Work to do
Restate the whole of the material. Keep every word, and drop the pictures.
-- start Exercise material --
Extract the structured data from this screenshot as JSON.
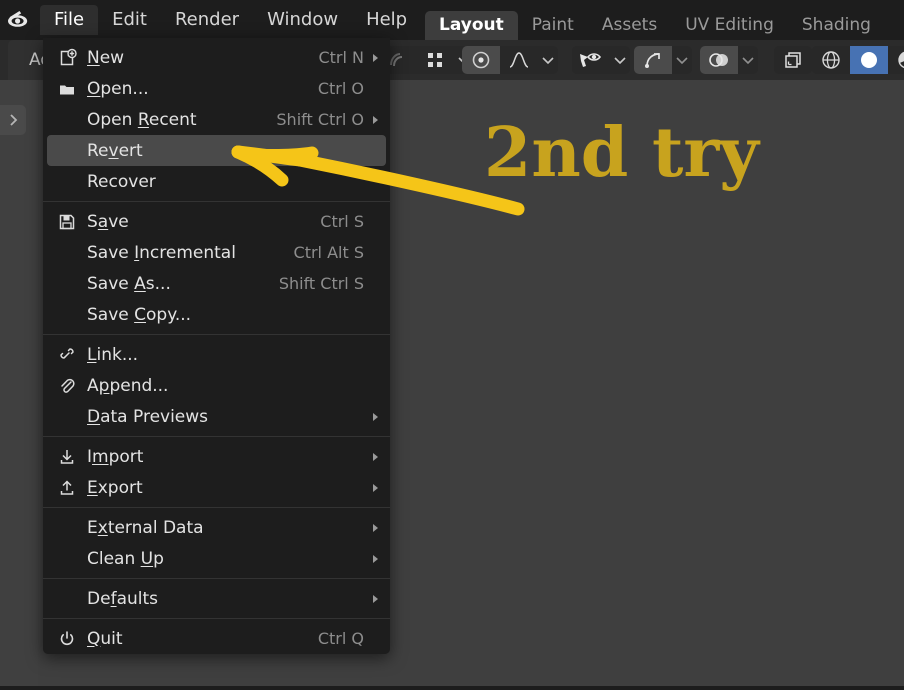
{
  "app": {
    "name": "Blender",
    "logo_icon": "blender-logo-icon"
  },
  "menubar": {
    "items": [
      {
        "label": "File",
        "active": true
      },
      {
        "label": "Edit",
        "active": false
      },
      {
        "label": "Render",
        "active": false
      },
      {
        "label": "Window",
        "active": false
      },
      {
        "label": "Help",
        "active": false
      }
    ]
  },
  "workspace_tabs": {
    "items": [
      {
        "label": "Layout",
        "active": true
      },
      {
        "label": "Paint",
        "active": false
      },
      {
        "label": "Assets",
        "active": false
      },
      {
        "label": "UV Editing",
        "active": false
      },
      {
        "label": "Shading",
        "active": false
      }
    ]
  },
  "toolheader": {
    "editor_tab_label": "Ad",
    "groups": [
      {
        "name": "proportional-editing-group",
        "icons": [
          "proportional-edit-icon",
          "snap-grid-icon",
          "chevron-down-icon"
        ]
      },
      {
        "name": "snapping-group",
        "icons": [
          "snap-magnet-icon",
          "falloff-curve-icon",
          "chevron-down-icon"
        ]
      },
      {
        "name": "visibility-group",
        "icons": [
          "select-visibility-icon",
          "chevron-down-icon"
        ]
      },
      {
        "name": "transform-group",
        "icons": [
          "transform-orientation-icon",
          "chevron-down-icon"
        ]
      },
      {
        "name": "overlays-group",
        "icons": [
          "overlay-toggle-icon",
          "chevron-down-icon"
        ]
      },
      {
        "name": "xray-group",
        "icons": [
          "xray-toggle-icon"
        ]
      },
      {
        "name": "shading-group",
        "icons": [
          "wireframe-shading-icon",
          "solid-shading-icon",
          "material-preview-icon"
        ]
      }
    ]
  },
  "viewport": {
    "expand_icon": "chevron-right-icon",
    "background_color": "#3f3f3f"
  },
  "file_menu": {
    "sections": [
      {
        "items": [
          {
            "icon": "new-file-icon",
            "label": "New",
            "underline_index": 0,
            "shortcut": "Ctrl N",
            "submenu": true
          },
          {
            "icon": "open-folder-icon",
            "label": "Open...",
            "underline_index": 0,
            "shortcut": "Ctrl O",
            "submenu": false
          },
          {
            "icon": null,
            "label": "Open Recent",
            "underline_index": 5,
            "shortcut": "Shift Ctrl O",
            "submenu": true
          },
          {
            "icon": null,
            "label": "Revert",
            "underline_index": 3,
            "shortcut": "",
            "submenu": false,
            "highlighted": true
          },
          {
            "icon": null,
            "label": "Recover",
            "underline_index": -1,
            "shortcut": "",
            "submenu": false
          }
        ]
      },
      {
        "items": [
          {
            "icon": "save-floppy-icon",
            "label": "Save",
            "underline_index": 1,
            "shortcut": "Ctrl S",
            "submenu": false
          },
          {
            "icon": null,
            "label": "Save Incremental",
            "underline_index": 5,
            "shortcut": "Ctrl Alt S",
            "submenu": false
          },
          {
            "icon": null,
            "label": "Save As...",
            "underline_index": 5,
            "shortcut": "Shift Ctrl S",
            "submenu": false
          },
          {
            "icon": null,
            "label": "Save Copy...",
            "underline_index": 5,
            "shortcut": "",
            "submenu": false
          }
        ]
      },
      {
        "items": [
          {
            "icon": "chain-link-icon",
            "label": "Link...",
            "underline_index": 0,
            "shortcut": "",
            "submenu": false
          },
          {
            "icon": "paperclip-icon",
            "label": "Append...",
            "underline_index": 1,
            "shortcut": "",
            "submenu": false
          },
          {
            "icon": null,
            "label": "Data Previews",
            "underline_index": 0,
            "shortcut": "",
            "submenu": true
          }
        ]
      },
      {
        "items": [
          {
            "icon": "import-arrow-icon",
            "label": "Import",
            "underline_index": 1,
            "shortcut": "",
            "submenu": true
          },
          {
            "icon": "export-arrow-icon",
            "label": "Export",
            "underline_index": 0,
            "shortcut": "",
            "submenu": true
          }
        ]
      },
      {
        "items": [
          {
            "icon": null,
            "label": "External Data",
            "underline_index": 1,
            "shortcut": "",
            "submenu": true
          },
          {
            "icon": null,
            "label": "Clean Up",
            "underline_index": 6,
            "shortcut": "",
            "submenu": true
          }
        ]
      },
      {
        "items": [
          {
            "icon": null,
            "label": "Defaults",
            "underline_index": 3,
            "shortcut": "",
            "submenu": true
          }
        ]
      },
      {
        "items": [
          {
            "icon": "power-icon",
            "label": "Quit",
            "underline_index": 0,
            "shortcut": "Ctrl Q",
            "submenu": false
          }
        ]
      }
    ]
  },
  "annotation": {
    "text": "2nd try",
    "color": "#c8a31e",
    "arrow_color": "#f5c518",
    "arrow_points_to": "Revert"
  }
}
-- end Exercise material --
Task result
Extract the structured data from this screenshot as JSON.
{
  "app": {
    "name": "Blender",
    "logo_icon": "blender-logo-icon"
  },
  "menubar": {
    "items": [
      {
        "label": "File",
        "active": true
      },
      {
        "label": "Edit",
        "active": false
      },
      {
        "label": "Render",
        "active": false
      },
      {
        "label": "Window",
        "active": false
      },
      {
        "label": "Help",
        "active": false
      }
    ]
  },
  "workspace_tabs": {
    "items": [
      {
        "label": "Layout",
        "active": true
      },
      {
        "label": "Paint",
        "active": false
      },
      {
        "label": "Assets",
        "active": false
      },
      {
        "label": "UV Editing",
        "active": false
      },
      {
        "label": "Shading",
        "active": false
      }
    ]
  },
  "toolheader": {
    "editor_tab_label": "Ad",
    "groups": [
      {
        "name": "proportional-editing-group",
        "icons": [
          "proportional-edit-icon",
          "snap-grid-icon",
          "chevron-down-icon"
        ]
      },
      {
        "name": "snapping-group",
        "icons": [
          "snap-magnet-icon",
          "falloff-curve-icon",
          "chevron-down-icon"
        ]
      },
      {
        "name": "visibility-group",
        "icons": [
          "select-visibility-icon",
          "chevron-down-icon"
        ]
      },
      {
        "name": "transform-group",
        "icons": [
          "transform-orientation-icon",
          "chevron-down-icon"
        ]
      },
      {
        "name": "overlays-group",
        "icons": [
          "overlay-toggle-icon",
          "chevron-down-icon"
        ]
      },
      {
        "name": "xray-group",
        "icons": [
          "xray-toggle-icon"
        ]
      },
      {
        "name": "shading-group",
        "icons": [
          "wireframe-shading-icon",
          "solid-shading-icon",
          "material-preview-icon"
        ]
      }
    ]
  },
  "viewport": {
    "expand_icon": "chevron-right-icon",
    "background_color": "#3f3f3f"
  },
  "file_menu": {
    "sections": [
      {
        "items": [
          {
            "icon": "new-file-icon",
            "label": "New",
            "underline_index": 0,
            "shortcut": "Ctrl N",
            "submenu": true
          },
          {
            "icon": "open-folder-icon",
            "label": "Open...",
            "underline_index": 0,
            "shortcut": "Ctrl O",
            "submenu": false
          },
          {
            "icon": null,
            "label": "Open Recent",
            "underline_index": 5,
            "shortcut": "Shift Ctrl O",
            "submenu": true
          },
          {
            "icon": null,
            "label": "Revert",
            "underline_index": 3,
            "shortcut": "",
            "submenu": false,
            "highlighted": true
          },
          {
            "icon": null,
            "label": "Recover",
            "underline_index": -1,
            "shortcut": "",
            "submenu": false
          }
        ]
      },
      {
        "items": [
          {
            "icon": "save-floppy-icon",
            "label": "Save",
            "underline_index": 1,
            "shortcut": "Ctrl S",
            "submenu": false
          },
          {
            "icon": null,
            "label": "Save Incremental",
            "underline_index": 5,
            "shortcut": "Ctrl Alt S",
            "submenu": false
          },
          {
            "icon": null,
            "label": "Save As...",
            "underline_index": 5,
            "shortcut": "Shift Ctrl S",
            "submenu": false
          },
          {
            "icon": null,
            "label": "Save Copy...",
            "underline_index": 5,
            "shortcut": "",
            "submenu": false
          }
        ]
      },
      {
        "items": [
          {
            "icon": "chain-link-icon",
            "label": "Link...",
            "underline_index": 0,
            "shortcut": "",
            "submenu": false
          },
          {
            "icon": "paperclip-icon",
            "label": "Append...",
            "underline_index": 1,
            "shortcut": "",
            "submenu": false
          },
          {
            "icon": null,
            "label": "Data Previews",
            "underline_index": 0,
            "shortcut": "",
            "submenu": true
          }
        ]
      },
      {
        "items": [
          {
            "icon": "import-arrow-icon",
            "label": "Import",
            "underline_index": 1,
            "shortcut": "",
            "submenu": true
          },
          {
            "icon": "export-arrow-icon",
            "label": "Export",
            "underline_index": 0,
            "shortcut": "",
            "submenu": true
          }
        ]
      },
      {
        "items": [
          {
            "icon": null,
            "label": "External Data",
            "underline_index": 1,
            "shortcut": "",
            "submenu": true
          },
          {
            "icon": null,
            "label": "Clean Up",
            "underline_index": 6,
            "shortcut": "",
            "submenu": true
          }
        ]
      },
      {
        "items": [
          {
            "icon": null,
            "label": "Defaults",
            "underline_index": 3,
            "shortcut": "",
            "submenu": true
          }
        ]
      },
      {
        "items": [
          {
            "icon": "power-icon",
            "label": "Quit",
            "underline_index": 0,
            "shortcut": "Ctrl Q",
            "submenu": false
          }
        ]
      }
    ]
  },
  "annotation": {
    "text": "2nd try",
    "color": "#c8a31e",
    "arrow_color": "#f5c518",
    "arrow_points_to": "Revert"
  }
}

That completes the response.